CHALLENGE:
Print the whole listing exactly.

Dataset rows:
(begin)
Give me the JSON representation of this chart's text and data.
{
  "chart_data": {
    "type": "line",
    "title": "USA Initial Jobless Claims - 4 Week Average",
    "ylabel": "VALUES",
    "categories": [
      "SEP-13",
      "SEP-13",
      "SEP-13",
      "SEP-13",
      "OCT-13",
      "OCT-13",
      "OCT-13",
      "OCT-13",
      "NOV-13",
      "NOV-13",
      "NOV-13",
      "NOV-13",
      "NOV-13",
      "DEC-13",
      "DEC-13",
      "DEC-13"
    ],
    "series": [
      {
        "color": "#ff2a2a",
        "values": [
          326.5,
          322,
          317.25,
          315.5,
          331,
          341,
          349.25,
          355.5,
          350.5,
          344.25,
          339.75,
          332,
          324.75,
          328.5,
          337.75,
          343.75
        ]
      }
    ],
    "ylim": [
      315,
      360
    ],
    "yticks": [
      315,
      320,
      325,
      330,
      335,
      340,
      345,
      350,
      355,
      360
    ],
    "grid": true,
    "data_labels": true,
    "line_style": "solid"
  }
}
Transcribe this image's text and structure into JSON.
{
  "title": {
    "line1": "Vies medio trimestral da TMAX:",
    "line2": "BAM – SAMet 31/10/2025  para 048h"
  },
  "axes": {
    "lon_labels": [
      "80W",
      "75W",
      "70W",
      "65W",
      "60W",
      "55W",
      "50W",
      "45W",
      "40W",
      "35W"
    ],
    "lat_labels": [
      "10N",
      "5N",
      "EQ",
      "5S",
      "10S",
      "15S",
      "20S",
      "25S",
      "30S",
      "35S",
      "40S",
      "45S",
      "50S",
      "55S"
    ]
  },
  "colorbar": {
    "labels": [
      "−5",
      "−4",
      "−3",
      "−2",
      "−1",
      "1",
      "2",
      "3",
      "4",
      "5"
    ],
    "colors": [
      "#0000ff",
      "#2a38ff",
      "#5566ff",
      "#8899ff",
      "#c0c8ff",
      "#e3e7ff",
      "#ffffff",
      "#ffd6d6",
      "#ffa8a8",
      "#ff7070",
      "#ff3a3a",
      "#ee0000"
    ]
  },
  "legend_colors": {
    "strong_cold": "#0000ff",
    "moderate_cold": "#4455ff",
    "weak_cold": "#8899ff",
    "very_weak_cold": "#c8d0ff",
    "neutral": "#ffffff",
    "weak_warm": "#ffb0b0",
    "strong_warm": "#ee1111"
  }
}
(end)
RESPONSE:
Give me the JSON representation of this chart's text and data.
{
  "chart_data": {
    "type": "line",
    "title": "USA Initial Jobless Claims - 4 Week Average",
    "ylabel": "VALUES",
    "categories": [
      "SEP-13",
      "SEP-13",
      "SEP-13",
      "SEP-13",
      "OCT-13",
      "OCT-13",
      "OCT-13",
      "OCT-13",
      "NOV-13",
      "NOV-13",
      "NOV-13",
      "NOV-13",
      "NOV-13",
      "DEC-13",
      "DEC-13",
      "DEC-13"
    ],
    "series": [
      {
        "color": "#ff2a2a",
        "values": [
          326.5,
          322,
          317.25,
          315.5,
          331,
          341,
          349.25,
          355.5,
          350.5,
          344.25,
          339.75,
          332,
          324.75,
          328.5,
          337.75,
          343.75
        ]
      }
    ],
    "ylim": [
      315,
      360
    ],
    "yticks": [
      315,
      320,
      325,
      330,
      335,
      340,
      345,
      350,
      355,
      360
    ],
    "grid": true,
    "data_labels": true,
    "line_style": "solid"
  }
}
Transcribe this image's text and structure into JSON.
{
  "title": {
    "line1": "Vies medio trimestral da TMAX:",
    "line2": "BAM – SAMet 31/10/2025  para 048h"
  },
  "axes": {
    "lon_labels": [
      "80W",
      "75W",
      "70W",
      "65W",
      "60W",
      "55W",
      "50W",
      "45W",
      "40W",
      "35W"
    ],
    "lat_labels": [
      "10N",
      "5N",
      "EQ",
      "5S",
      "10S",
      "15S",
      "20S",
      "25S",
      "30S",
      "35S",
      "40S",
      "45S",
      "50S",
      "55S"
    ]
  },
  "colorbar": {
    "labels": [
      "−5",
      "−4",
      "−3",
      "−2",
      "−1",
      "1",
      "2",
      "3",
      "4",
      "5"
    ],
    "colors": [
      "#0000ff",
      "#2a38ff",
      "#5566ff",
      "#8899ff",
      "#c0c8ff",
      "#e3e7ff",
      "#ffffff",
      "#ffd6d6",
      "#ffa8a8",
      "#ff7070",
      "#ff3a3a",
      "#ee0000"
    ]
  },
  "legend_colors": {
    "strong_cold": "#0000ff",
    "moderate_cold": "#4455ff",
    "weak_cold": "#8899ff",
    "very_weak_cold": "#c8d0ff",
    "neutral": "#ffffff",
    "weak_warm": "#ffb0b0",
    "strong_warm": "#ee1111"
  }
}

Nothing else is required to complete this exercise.